-- WHAT IS NEEDED --
Note how many lines hold "verifica" and report that number by itself.

-- INPUT RECORDS --
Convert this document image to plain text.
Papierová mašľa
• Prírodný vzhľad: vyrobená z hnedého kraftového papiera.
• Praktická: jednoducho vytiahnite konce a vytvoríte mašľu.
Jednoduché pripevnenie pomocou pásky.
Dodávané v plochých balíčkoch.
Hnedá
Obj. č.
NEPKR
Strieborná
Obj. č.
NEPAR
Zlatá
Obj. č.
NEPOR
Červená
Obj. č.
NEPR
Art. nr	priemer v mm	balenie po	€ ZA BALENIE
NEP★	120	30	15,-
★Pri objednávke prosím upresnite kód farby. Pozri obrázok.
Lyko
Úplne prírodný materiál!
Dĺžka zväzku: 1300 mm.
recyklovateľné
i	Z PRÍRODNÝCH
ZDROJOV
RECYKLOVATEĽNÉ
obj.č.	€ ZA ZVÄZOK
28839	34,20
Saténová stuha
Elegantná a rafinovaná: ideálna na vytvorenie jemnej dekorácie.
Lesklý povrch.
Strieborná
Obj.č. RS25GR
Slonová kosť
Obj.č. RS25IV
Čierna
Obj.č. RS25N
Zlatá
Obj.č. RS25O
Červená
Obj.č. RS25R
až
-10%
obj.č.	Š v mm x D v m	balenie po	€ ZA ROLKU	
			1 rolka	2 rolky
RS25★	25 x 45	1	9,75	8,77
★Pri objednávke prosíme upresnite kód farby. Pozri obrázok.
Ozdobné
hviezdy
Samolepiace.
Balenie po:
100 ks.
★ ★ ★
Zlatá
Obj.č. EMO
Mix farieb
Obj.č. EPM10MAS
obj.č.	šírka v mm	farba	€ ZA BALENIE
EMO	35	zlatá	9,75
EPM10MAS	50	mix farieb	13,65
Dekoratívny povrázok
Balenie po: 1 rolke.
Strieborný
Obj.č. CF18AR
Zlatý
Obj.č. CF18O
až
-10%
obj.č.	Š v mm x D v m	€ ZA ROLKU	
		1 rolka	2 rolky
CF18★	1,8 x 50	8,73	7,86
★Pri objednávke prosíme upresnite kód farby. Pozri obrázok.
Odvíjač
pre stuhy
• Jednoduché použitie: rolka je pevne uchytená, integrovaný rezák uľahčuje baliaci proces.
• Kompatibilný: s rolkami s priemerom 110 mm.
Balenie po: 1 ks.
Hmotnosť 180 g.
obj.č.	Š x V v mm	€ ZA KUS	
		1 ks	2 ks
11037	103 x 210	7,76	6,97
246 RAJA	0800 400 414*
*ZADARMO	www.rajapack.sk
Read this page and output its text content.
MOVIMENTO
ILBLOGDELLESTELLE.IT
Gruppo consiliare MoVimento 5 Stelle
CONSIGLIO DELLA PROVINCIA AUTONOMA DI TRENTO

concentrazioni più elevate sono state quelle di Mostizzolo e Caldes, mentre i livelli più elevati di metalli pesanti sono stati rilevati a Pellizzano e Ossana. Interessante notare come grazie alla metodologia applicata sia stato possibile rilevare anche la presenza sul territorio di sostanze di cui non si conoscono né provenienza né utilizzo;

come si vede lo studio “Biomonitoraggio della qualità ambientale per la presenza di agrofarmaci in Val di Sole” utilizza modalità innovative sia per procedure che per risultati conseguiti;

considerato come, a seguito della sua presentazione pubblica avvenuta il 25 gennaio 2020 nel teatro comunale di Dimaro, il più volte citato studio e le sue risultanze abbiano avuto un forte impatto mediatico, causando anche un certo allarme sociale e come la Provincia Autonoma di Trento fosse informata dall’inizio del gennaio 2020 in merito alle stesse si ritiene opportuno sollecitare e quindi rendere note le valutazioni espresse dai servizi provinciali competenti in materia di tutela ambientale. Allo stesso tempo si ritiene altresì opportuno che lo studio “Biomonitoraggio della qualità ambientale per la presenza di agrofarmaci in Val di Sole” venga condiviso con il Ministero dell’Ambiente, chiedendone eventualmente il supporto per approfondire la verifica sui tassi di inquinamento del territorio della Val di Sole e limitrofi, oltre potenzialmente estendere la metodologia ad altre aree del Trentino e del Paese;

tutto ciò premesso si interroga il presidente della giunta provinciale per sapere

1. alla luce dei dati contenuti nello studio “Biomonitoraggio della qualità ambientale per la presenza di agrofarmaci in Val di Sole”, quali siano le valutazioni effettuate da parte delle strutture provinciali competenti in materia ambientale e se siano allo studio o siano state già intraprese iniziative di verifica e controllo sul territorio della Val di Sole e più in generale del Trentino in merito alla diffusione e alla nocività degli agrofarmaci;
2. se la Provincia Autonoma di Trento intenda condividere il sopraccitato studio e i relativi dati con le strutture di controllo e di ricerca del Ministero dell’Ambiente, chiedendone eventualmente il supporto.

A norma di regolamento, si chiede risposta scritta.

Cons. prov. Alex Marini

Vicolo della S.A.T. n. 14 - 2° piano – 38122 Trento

-- RESPONSE --
2